Stored data
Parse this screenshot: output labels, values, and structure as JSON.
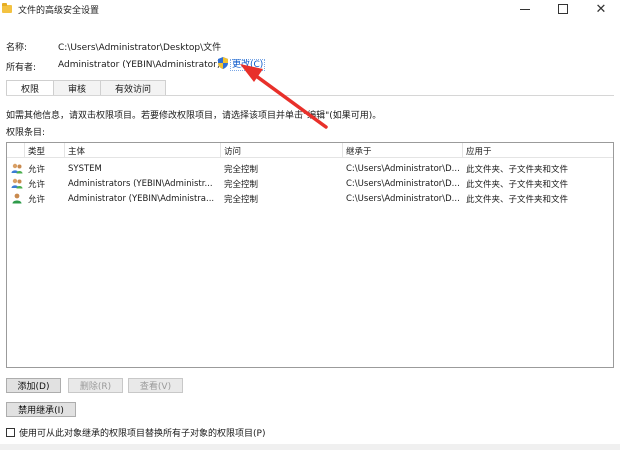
{
  "window": {
    "title": "文件的高级安全设置",
    "minimize": "",
    "maximize": "",
    "close": "✕"
  },
  "name_row": {
    "label": "名称:",
    "value": "C:\\Users\\Administrator\\Desktop\\文件"
  },
  "owner_row": {
    "label": "所有者:",
    "value": "Administrator (YEBIN\\Administrator)",
    "change_link": "更改(C)"
  },
  "tabs": [
    {
      "label": "权限",
      "active": true
    },
    {
      "label": "审核",
      "active": false
    },
    {
      "label": "有效访问",
      "active": false
    }
  ],
  "info_text": "如需其他信息，请双击权限项目。若要修改权限项目，请选择该项目并单击\"编辑\"(如果可用)。",
  "permissions_label": "权限条目:",
  "table": {
    "headers": {
      "type": "类型",
      "principal": "主体",
      "access": "访问",
      "inherited": "继承于",
      "applies": "应用于"
    },
    "rows": [
      {
        "icon": "group-icon",
        "type": "允许",
        "principal": "SYSTEM",
        "access": "完全控制",
        "inherited": "C:\\Users\\Administrator\\D...",
        "applies": "此文件夹、子文件夹和文件"
      },
      {
        "icon": "group-icon",
        "type": "允许",
        "principal": "Administrators (YEBIN\\Administr...",
        "access": "完全控制",
        "inherited": "C:\\Users\\Administrator\\D...",
        "applies": "此文件夹、子文件夹和文件"
      },
      {
        "icon": "user-icon",
        "type": "允许",
        "principal": "Administrator (YEBIN\\Administra...",
        "access": "完全控制",
        "inherited": "C:\\Users\\Administrator\\D...",
        "applies": "此文件夹、子文件夹和文件"
      }
    ]
  },
  "buttons": {
    "add": "添加(D)",
    "remove": "删除(R)",
    "view": "查看(V)",
    "disable_inheritance": "禁用继承(I)"
  },
  "checkbox": {
    "label": "使用可从此对象继承的权限项目替换所有子对象的权限项目(P)",
    "checked": false
  },
  "colors": {
    "link": "#0a58ca",
    "arrow": "#e8302a",
    "border": "#9b9b9b"
  }
}
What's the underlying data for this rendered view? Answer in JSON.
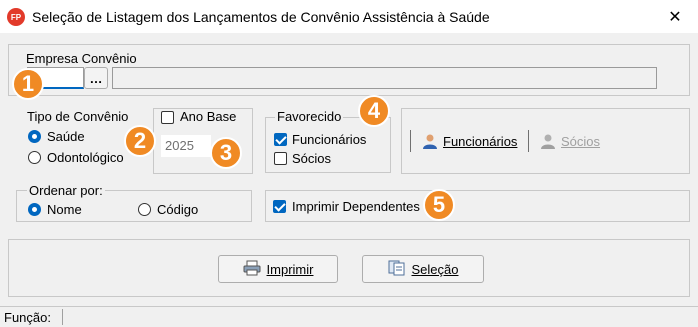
{
  "window": {
    "title": "Seleção de Listagem dos Lançamentos de Convênio Assistência à Saúde",
    "icon_text": "FP",
    "close_label": "✕"
  },
  "empresa": {
    "group_label": "Empresa Convênio",
    "code_value": "",
    "name_value": "",
    "browse_label": "…"
  },
  "tipo": {
    "group_label": "Tipo de Convênio",
    "options": [
      "Saúde",
      "Odontológico"
    ],
    "selected": "Saúde"
  },
  "ano": {
    "checkbox_label": "Ano Base",
    "checked": false,
    "value": "2025"
  },
  "favorecido": {
    "group_label": "Favorecido",
    "options": [
      "Funcionários",
      "Sócios"
    ],
    "checked": [
      true,
      false
    ]
  },
  "tabs": {
    "funcionarios_label": "Funcionários",
    "socios_label": "Sócios"
  },
  "ordenar": {
    "group_label": "Ordenar por:",
    "options": [
      "Nome",
      "Código"
    ],
    "selected": "Nome"
  },
  "dependentes": {
    "label": "Imprimir Dependentes",
    "checked": true
  },
  "actions": {
    "imprimir_label": "Imprimir",
    "selecao_label": "Seleção"
  },
  "status": {
    "funcao_label": "Função:"
  },
  "badges": [
    "1",
    "2",
    "3",
    "4",
    "5"
  ],
  "colors": {
    "accent": "#0067c0",
    "badge": "#f08a24",
    "app_icon": "#e23a2a"
  }
}
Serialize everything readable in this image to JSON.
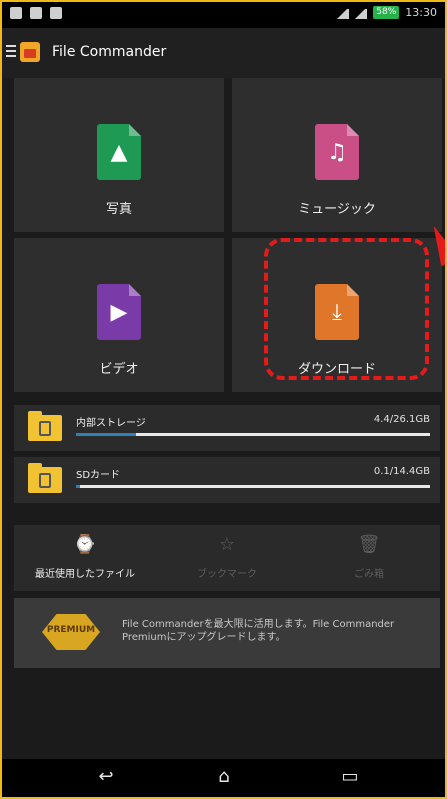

Challenge: For the entries above, count the lines that contain the string "Funcionários", and state that number without further comment.

Exercise response: 2